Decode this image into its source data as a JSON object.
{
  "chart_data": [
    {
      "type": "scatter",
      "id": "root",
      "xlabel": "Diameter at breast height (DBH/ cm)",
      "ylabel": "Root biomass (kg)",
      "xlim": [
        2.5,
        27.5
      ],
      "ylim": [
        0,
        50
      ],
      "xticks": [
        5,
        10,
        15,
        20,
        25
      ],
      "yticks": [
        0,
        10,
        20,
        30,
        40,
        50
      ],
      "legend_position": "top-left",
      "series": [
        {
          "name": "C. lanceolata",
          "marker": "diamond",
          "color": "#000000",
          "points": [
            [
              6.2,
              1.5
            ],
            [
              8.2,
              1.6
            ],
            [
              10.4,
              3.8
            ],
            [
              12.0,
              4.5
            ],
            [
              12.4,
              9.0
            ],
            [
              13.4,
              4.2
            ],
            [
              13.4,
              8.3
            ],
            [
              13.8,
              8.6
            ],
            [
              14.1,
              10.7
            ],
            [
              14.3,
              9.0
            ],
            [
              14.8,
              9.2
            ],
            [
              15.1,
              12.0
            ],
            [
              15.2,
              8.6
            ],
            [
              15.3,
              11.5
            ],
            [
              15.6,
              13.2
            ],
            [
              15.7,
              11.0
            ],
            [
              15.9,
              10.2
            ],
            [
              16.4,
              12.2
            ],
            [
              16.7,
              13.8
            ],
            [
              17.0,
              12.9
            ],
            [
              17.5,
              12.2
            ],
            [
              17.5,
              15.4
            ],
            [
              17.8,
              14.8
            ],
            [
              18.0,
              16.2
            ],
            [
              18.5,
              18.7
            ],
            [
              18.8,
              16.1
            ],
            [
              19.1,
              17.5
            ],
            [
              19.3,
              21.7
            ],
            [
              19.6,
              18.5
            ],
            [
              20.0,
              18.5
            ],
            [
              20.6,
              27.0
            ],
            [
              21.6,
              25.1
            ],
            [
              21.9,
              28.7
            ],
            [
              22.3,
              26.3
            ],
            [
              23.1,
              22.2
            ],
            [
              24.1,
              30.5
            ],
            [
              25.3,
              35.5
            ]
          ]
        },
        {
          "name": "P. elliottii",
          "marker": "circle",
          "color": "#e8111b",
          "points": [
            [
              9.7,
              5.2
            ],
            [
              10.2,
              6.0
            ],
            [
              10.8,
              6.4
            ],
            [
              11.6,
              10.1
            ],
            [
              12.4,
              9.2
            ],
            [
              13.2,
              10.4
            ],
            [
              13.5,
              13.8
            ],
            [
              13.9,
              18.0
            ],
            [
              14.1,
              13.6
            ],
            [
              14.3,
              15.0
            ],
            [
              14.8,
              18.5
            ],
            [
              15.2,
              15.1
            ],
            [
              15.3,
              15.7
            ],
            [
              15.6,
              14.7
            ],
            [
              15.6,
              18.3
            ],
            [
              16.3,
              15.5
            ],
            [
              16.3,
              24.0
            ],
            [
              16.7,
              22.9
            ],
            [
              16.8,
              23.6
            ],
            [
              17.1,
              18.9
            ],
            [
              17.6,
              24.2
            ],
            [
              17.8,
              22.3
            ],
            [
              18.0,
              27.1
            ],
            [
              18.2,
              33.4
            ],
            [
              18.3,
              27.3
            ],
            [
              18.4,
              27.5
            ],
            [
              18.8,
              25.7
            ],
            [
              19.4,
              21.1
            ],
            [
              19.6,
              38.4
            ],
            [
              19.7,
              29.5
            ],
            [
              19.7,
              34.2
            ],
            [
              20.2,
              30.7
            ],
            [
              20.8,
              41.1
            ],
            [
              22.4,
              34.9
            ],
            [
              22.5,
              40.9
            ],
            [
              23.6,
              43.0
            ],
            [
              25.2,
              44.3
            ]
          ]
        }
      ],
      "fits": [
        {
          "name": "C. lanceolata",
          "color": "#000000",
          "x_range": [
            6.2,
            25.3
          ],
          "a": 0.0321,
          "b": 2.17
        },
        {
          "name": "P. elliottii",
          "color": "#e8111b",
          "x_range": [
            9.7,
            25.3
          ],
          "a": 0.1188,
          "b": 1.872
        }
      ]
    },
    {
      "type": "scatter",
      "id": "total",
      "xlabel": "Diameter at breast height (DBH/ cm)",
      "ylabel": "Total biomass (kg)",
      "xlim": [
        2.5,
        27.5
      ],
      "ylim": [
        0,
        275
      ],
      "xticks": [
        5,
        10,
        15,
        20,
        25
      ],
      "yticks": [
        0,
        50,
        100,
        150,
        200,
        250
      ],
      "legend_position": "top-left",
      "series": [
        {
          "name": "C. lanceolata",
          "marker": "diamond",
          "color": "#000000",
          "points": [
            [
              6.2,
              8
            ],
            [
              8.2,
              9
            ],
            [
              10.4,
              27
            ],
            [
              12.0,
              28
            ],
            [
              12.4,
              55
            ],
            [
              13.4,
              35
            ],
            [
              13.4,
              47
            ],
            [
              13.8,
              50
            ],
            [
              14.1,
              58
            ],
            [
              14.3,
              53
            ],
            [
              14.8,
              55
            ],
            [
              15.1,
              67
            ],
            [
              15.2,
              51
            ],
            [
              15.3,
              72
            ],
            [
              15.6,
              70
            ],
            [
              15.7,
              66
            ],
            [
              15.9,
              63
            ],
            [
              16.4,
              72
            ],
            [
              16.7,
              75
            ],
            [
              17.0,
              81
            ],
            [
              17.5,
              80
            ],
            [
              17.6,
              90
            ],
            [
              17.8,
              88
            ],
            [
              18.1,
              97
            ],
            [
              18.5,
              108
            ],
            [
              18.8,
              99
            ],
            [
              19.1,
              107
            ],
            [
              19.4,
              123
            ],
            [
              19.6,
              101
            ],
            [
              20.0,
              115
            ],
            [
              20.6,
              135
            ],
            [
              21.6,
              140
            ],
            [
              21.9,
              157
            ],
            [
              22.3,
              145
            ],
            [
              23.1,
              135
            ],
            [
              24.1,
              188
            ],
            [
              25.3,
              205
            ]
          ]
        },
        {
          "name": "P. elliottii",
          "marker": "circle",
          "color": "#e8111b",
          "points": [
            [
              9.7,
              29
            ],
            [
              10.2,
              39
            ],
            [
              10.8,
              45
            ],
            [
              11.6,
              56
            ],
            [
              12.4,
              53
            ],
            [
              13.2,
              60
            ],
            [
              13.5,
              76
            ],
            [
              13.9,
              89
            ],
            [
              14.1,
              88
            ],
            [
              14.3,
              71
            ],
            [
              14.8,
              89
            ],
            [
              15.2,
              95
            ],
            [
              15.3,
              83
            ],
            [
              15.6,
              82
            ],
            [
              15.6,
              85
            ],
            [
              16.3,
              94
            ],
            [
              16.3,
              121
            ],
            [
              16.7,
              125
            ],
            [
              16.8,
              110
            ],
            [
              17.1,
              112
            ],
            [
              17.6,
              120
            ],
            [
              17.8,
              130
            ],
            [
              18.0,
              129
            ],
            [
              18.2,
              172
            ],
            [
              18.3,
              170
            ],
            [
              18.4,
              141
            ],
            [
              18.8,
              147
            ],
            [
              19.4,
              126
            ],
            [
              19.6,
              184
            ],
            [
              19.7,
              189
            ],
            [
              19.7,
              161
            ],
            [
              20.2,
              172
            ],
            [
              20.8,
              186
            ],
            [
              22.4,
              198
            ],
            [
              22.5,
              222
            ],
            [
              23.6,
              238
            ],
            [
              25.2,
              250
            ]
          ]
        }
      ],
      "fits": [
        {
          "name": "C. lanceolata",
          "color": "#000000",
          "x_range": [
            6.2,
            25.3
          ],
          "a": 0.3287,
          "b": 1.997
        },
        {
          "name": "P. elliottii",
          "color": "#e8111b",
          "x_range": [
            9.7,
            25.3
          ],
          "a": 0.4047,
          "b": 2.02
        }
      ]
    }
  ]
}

————

Every entry above needs to be quoted exactly.

Decode this image into its source data as a JSON object.
{
  "chart_data": [
    {
      "type": "scatter",
      "id": "root",
      "xlabel": "Diameter at breast height (DBH/ cm)",
      "ylabel": "Root biomass (kg)",
      "xlim": [
        2.5,
        27.5
      ],
      "ylim": [
        0,
        50
      ],
      "xticks": [
        5,
        10,
        15,
        20,
        25
      ],
      "yticks": [
        0,
        10,
        20,
        30,
        40,
        50
      ],
      "legend_position": "top-left",
      "series": [
        {
          "name": "C. lanceolata",
          "marker": "diamond",
          "color": "#000000",
          "points": [
            [
              6.2,
              1.5
            ],
            [
              8.2,
              1.6
            ],
            [
              10.4,
              3.8
            ],
            [
              12.0,
              4.5
            ],
            [
              12.4,
              9.0
            ],
            [
              13.4,
              4.2
            ],
            [
              13.4,
              8.3
            ],
            [
              13.8,
              8.6
            ],
            [
              14.1,
              10.7
            ],
            [
              14.3,
              9.0
            ],
            [
              14.8,
              9.2
            ],
            [
              15.1,
              12.0
            ],
            [
              15.2,
              8.6
            ],
            [
              15.3,
              11.5
            ],
            [
              15.6,
              13.2
            ],
            [
              15.7,
              11.0
            ],
            [
              15.9,
              10.2
            ],
            [
              16.4,
              12.2
            ],
            [
              16.7,
              13.8
            ],
            [
              17.0,
              12.9
            ],
            [
              17.5,
              12.2
            ],
            [
              17.5,
              15.4
            ],
            [
              17.8,
              14.8
            ],
            [
              18.0,
              16.2
            ],
            [
              18.5,
              18.7
            ],
            [
              18.8,
              16.1
            ],
            [
              19.1,
              17.5
            ],
            [
              19.3,
              21.7
            ],
            [
              19.6,
              18.5
            ],
            [
              20.0,
              18.5
            ],
            [
              20.6,
              27.0
            ],
            [
              21.6,
              25.1
            ],
            [
              21.9,
              28.7
            ],
            [
              22.3,
              26.3
            ],
            [
              23.1,
              22.2
            ],
            [
              24.1,
              30.5
            ],
            [
              25.3,
              35.5
            ]
          ]
        },
        {
          "name": "P. elliottii",
          "marker": "circle",
          "color": "#e8111b",
          "points": [
            [
              9.7,
              5.2
            ],
            [
              10.2,
              6.0
            ],
            [
              10.8,
              6.4
            ],
            [
              11.6,
              10.1
            ],
            [
              12.4,
              9.2
            ],
            [
              13.2,
              10.4
            ],
            [
              13.5,
              13.8
            ],
            [
              13.9,
              18.0
            ],
            [
              14.1,
              13.6
            ],
            [
              14.3,
              15.0
            ],
            [
              14.8,
              18.5
            ],
            [
              15.2,
              15.1
            ],
            [
              15.3,
              15.7
            ],
            [
              15.6,
              14.7
            ],
            [
              15.6,
              18.3
            ],
            [
              16.3,
              15.5
            ],
            [
              16.3,
              24.0
            ],
            [
              16.7,
              22.9
            ],
            [
              16.8,
              23.6
            ],
            [
              17.1,
              18.9
            ],
            [
              17.6,
              24.2
            ],
            [
              17.8,
              22.3
            ],
            [
              18.0,
              27.1
            ],
            [
              18.2,
              33.4
            ],
            [
              18.3,
              27.3
            ],
            [
              18.4,
              27.5
            ],
            [
              18.8,
              25.7
            ],
            [
              19.4,
              21.1
            ],
            [
              19.6,
              38.4
            ],
            [
              19.7,
              29.5
            ],
            [
              19.7,
              34.2
            ],
            [
              20.2,
              30.7
            ],
            [
              20.8,
              41.1
            ],
            [
              22.4,
              34.9
            ],
            [
              22.5,
              40.9
            ],
            [
              23.6,
              43.0
            ],
            [
              25.2,
              44.3
            ]
          ]
        }
      ],
      "fits": [
        {
          "name": "C. lanceolata",
          "color": "#000000",
          "x_range": [
            6.2,
            25.3
          ],
          "a": 0.0321,
          "b": 2.17
        },
        {
          "name": "P. elliottii",
          "color": "#e8111b",
          "x_range": [
            9.7,
            25.3
          ],
          "a": 0.1188,
          "b": 1.872
        }
      ]
    },
    {
      "type": "scatter",
      "id": "total",
      "xlabel": "Diameter at breast height (DBH/ cm)",
      "ylabel": "Total biomass (kg)",
      "xlim": [
        2.5,
        27.5
      ],
      "ylim": [
        0,
        275
      ],
      "xticks": [
        5,
        10,
        15,
        20,
        25
      ],
      "yticks": [
        0,
        50,
        100,
        150,
        200,
        250
      ],
      "legend_position": "top-left",
      "series": [
        {
          "name": "C. lanceolata",
          "marker": "diamond",
          "color": "#000000",
          "points": [
            [
              6.2,
              8
            ],
            [
              8.2,
              9
            ],
            [
              10.4,
              27
            ],
            [
              12.0,
              28
            ],
            [
              12.4,
              55
            ],
            [
              13.4,
              35
            ],
            [
              13.4,
              47
            ],
            [
              13.8,
              50
            ],
            [
              14.1,
              58
            ],
            [
              14.3,
              53
            ],
            [
              14.8,
              55
            ],
            [
              15.1,
              67
            ],
            [
              15.2,
              51
            ],
            [
              15.3,
              72
            ],
            [
              15.6,
              70
            ],
            [
              15.7,
              66
            ],
            [
              15.9,
              63
            ],
            [
              16.4,
              72
            ],
            [
              16.7,
              75
            ],
            [
              17.0,
              81
            ],
            [
              17.5,
              80
            ],
            [
              17.6,
              90
            ],
            [
              17.8,
              88
            ],
            [
              18.1,
              97
            ],
            [
              18.5,
              108
            ],
            [
              18.8,
              99
            ],
            [
              19.1,
              107
            ],
            [
              19.4,
              123
            ],
            [
              19.6,
              101
            ],
            [
              20.0,
              115
            ],
            [
              20.6,
              135
            ],
            [
              21.6,
              140
            ],
            [
              21.9,
              157
            ],
            [
              22.3,
              145
            ],
            [
              23.1,
              135
            ],
            [
              24.1,
              188
            ],
            [
              25.3,
              205
            ]
          ]
        },
        {
          "name": "P. elliottii",
          "marker": "circle",
          "color": "#e8111b",
          "points": [
            [
              9.7,
              29
            ],
            [
              10.2,
              39
            ],
            [
              10.8,
              45
            ],
            [
              11.6,
              56
            ],
            [
              12.4,
              53
            ],
            [
              13.2,
              60
            ],
            [
              13.5,
              76
            ],
            [
              13.9,
              89
            ],
            [
              14.1,
              88
            ],
            [
              14.3,
              71
            ],
            [
              14.8,
              89
            ],
            [
              15.2,
              95
            ],
            [
              15.3,
              83
            ],
            [
              15.6,
              82
            ],
            [
              15.6,
              85
            ],
            [
              16.3,
              94
            ],
            [
              16.3,
              121
            ],
            [
              16.7,
              125
            ],
            [
              16.8,
              110
            ],
            [
              17.1,
              112
            ],
            [
              17.6,
              120
            ],
            [
              17.8,
              130
            ],
            [
              18.0,
              129
            ],
            [
              18.2,
              172
            ],
            [
              18.3,
              170
            ],
            [
              18.4,
              141
            ],
            [
              18.8,
              147
            ],
            [
              19.4,
              126
            ],
            [
              19.6,
              184
            ],
            [
              19.7,
              189
            ],
            [
              19.7,
              161
            ],
            [
              20.2,
              172
            ],
            [
              20.8,
              186
            ],
            [
              22.4,
              198
            ],
            [
              22.5,
              222
            ],
            [
              23.6,
              238
            ],
            [
              25.2,
              250
            ]
          ]
        }
      ],
      "fits": [
        {
          "name": "C. lanceolata",
          "color": "#000000",
          "x_range": [
            6.2,
            25.3
          ],
          "a": 0.3287,
          "b": 1.997
        },
        {
          "name": "P. elliottii",
          "color": "#e8111b",
          "x_range": [
            9.7,
            25.3
          ],
          "a": 0.4047,
          "b": 2.02
        }
      ]
    }
  ]
}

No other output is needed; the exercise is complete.